■ **Collected data entries**:
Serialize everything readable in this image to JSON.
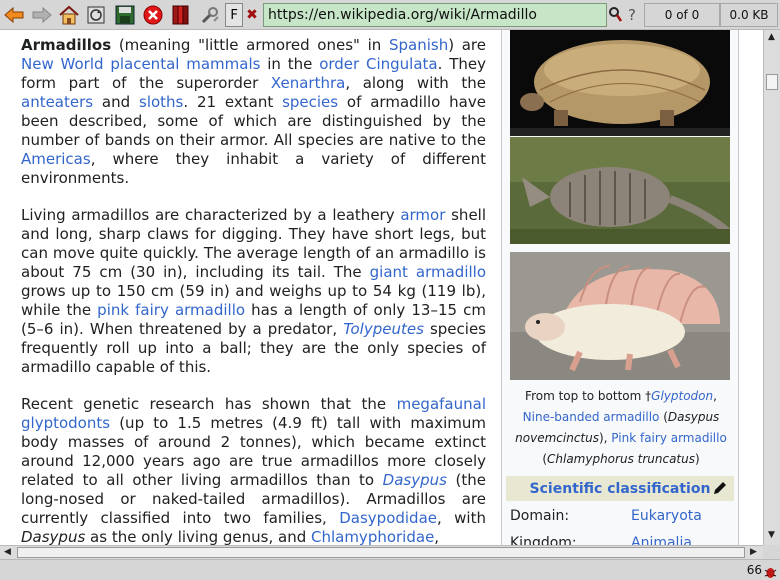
{
  "toolbar": {
    "url": "https://en.wikipedia.org/wiki/Armadillo",
    "font_button": "F",
    "close_button": "✖",
    "match_count": "0 of 0",
    "size": "0.0 KB",
    "icons": [
      "back-icon",
      "forward-icon",
      "home-icon",
      "reload-icon",
      "save-icon",
      "stop-icon",
      "bookmarks-icon",
      "settings-icon",
      "search-icon",
      "help-icon"
    ]
  },
  "article": {
    "p1": {
      "parts": [
        "Armadillos",
        " (meaning \"little armored ones\" in ",
        "Spanish",
        ") are ",
        "New World",
        " ",
        "placental mammals",
        " in the ",
        "order",
        " ",
        "Cingulata",
        ". They form part of the superorder ",
        "Xenarthra",
        ", along with the ",
        "anteaters",
        " and ",
        "sloths",
        ". 21 extant ",
        "species",
        " of armadillo have been described, some of which are distinguished by the number of bands on their armor. All species are native to the ",
        "Americas",
        ", where they inhabit a variety of different environments."
      ]
    },
    "p2": {
      "parts": [
        "Living armadillos are characterized by a leathery ",
        "armor",
        " shell and long, sharp claws for digging. They have short legs, but can move quite quickly. The average length of an armadillo is about 75 cm (30 in), including its tail. The ",
        "giant armadillo",
        " grows up to 150 cm (59 in) and weighs up to 54 kg (119 lb), while the ",
        "pink fairy armadillo",
        " has a length of only 13–15 cm (5–6 in). When threatened by a predator, ",
        "Tolypeutes",
        " species frequently roll up into a ball; they are the only species of armadillo capable of this."
      ]
    },
    "p3": {
      "parts": [
        "Recent genetic research has shown that the ",
        "megafaunal",
        " ",
        "glyptodonts",
        " (up to 1.5 metres (4.9 ft) tall with maximum body masses of around 2 tonnes), which became extinct around 12,000 years ago are true armadillos more closely related to all other living armadillos than to ",
        "Dasypus",
        " (the long-nosed or naked-tailed armadillos). Armadillos are currently classified into two families, ",
        "Dasypodidae",
        ", with ",
        "Dasypus",
        " as the only living genus, and ",
        "Chlamyphoridae",
        ","
      ]
    }
  },
  "infobox": {
    "caption": {
      "t1": "From top to bottom †",
      "glyptodon": "Glyptodon",
      "t2": ",",
      "nine_banded": "Nine-banded armadillo",
      "t3": " (",
      "dasypus_novem": "Dasypus novemcinctus",
      "t4": "), ",
      "pink_fairy": "Pink fairy armadillo",
      "t5": " (",
      "chlamyphorus": "Chlamyphorus truncatus",
      "t6": ")"
    },
    "sci_class": "Scientific classification",
    "rows": [
      {
        "label": "Domain:",
        "value": "Eukaryota"
      },
      {
        "label": "Kingdom:",
        "value": "Animalia"
      }
    ]
  },
  "status": {
    "zoom": "66"
  },
  "colors": {
    "link": "#3366cc",
    "url_bg": "#c7e6c7",
    "sci_bg": "#e8e8d2"
  }
}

■ **TASK INSTRUCTIONS**:
Word for word, quote the full listing, omitting every picture.

■ **WRITTEN ANSWER**:
Serialize everything readable in this image to JSON.
{
  "toolbar": {
    "url": "https://en.wikipedia.org/wiki/Armadillo",
    "font_button": "F",
    "close_button": "✖",
    "match_count": "0 of 0",
    "size": "0.0 KB",
    "icons": [
      "back-icon",
      "forward-icon",
      "home-icon",
      "reload-icon",
      "save-icon",
      "stop-icon",
      "bookmarks-icon",
      "settings-icon",
      "search-icon",
      "help-icon"
    ]
  },
  "article": {
    "p1": {
      "parts": [
        "Armadillos",
        " (meaning \"little armored ones\" in ",
        "Spanish",
        ") are ",
        "New World",
        " ",
        "placental mammals",
        " in the ",
        "order",
        " ",
        "Cingulata",
        ". They form part of the superorder ",
        "Xenarthra",
        ", along with the ",
        "anteaters",
        " and ",
        "sloths",
        ". 21 extant ",
        "species",
        " of armadillo have been described, some of which are distinguished by the number of bands on their armor. All species are native to the ",
        "Americas",
        ", where they inhabit a variety of different environments."
      ]
    },
    "p2": {
      "parts": [
        "Living armadillos are characterized by a leathery ",
        "armor",
        " shell and long, sharp claws for digging. They have short legs, but can move quite quickly. The average length of an armadillo is about 75 cm (30 in), including its tail. The ",
        "giant armadillo",
        " grows up to 150 cm (59 in) and weighs up to 54 kg (119 lb), while the ",
        "pink fairy armadillo",
        " has a length of only 13–15 cm (5–6 in). When threatened by a predator, ",
        "Tolypeutes",
        " species frequently roll up into a ball; they are the only species of armadillo capable of this."
      ]
    },
    "p3": {
      "parts": [
        "Recent genetic research has shown that the ",
        "megafaunal",
        " ",
        "glyptodonts",
        " (up to 1.5 metres (4.9 ft) tall with maximum body masses of around 2 tonnes), which became extinct around 12,000 years ago are true armadillos more closely related to all other living armadillos than to ",
        "Dasypus",
        " (the long-nosed or naked-tailed armadillos). Armadillos are currently classified into two families, ",
        "Dasypodidae",
        ", with ",
        "Dasypus",
        " as the only living genus, and ",
        "Chlamyphoridae",
        ","
      ]
    }
  },
  "infobox": {
    "caption": {
      "t1": "From top to bottom †",
      "glyptodon": "Glyptodon",
      "t2": ",",
      "nine_banded": "Nine-banded armadillo",
      "t3": " (",
      "dasypus_novem": "Dasypus novemcinctus",
      "t4": "), ",
      "pink_fairy": "Pink fairy armadillo",
      "t5": " (",
      "chlamyphorus": "Chlamyphorus truncatus",
      "t6": ")"
    },
    "sci_class": "Scientific classification",
    "rows": [
      {
        "label": "Domain:",
        "value": "Eukaryota"
      },
      {
        "label": "Kingdom:",
        "value": "Animalia"
      }
    ]
  },
  "status": {
    "zoom": "66"
  },
  "colors": {
    "link": "#3366cc",
    "url_bg": "#c7e6c7",
    "sci_bg": "#e8e8d2"
  }
}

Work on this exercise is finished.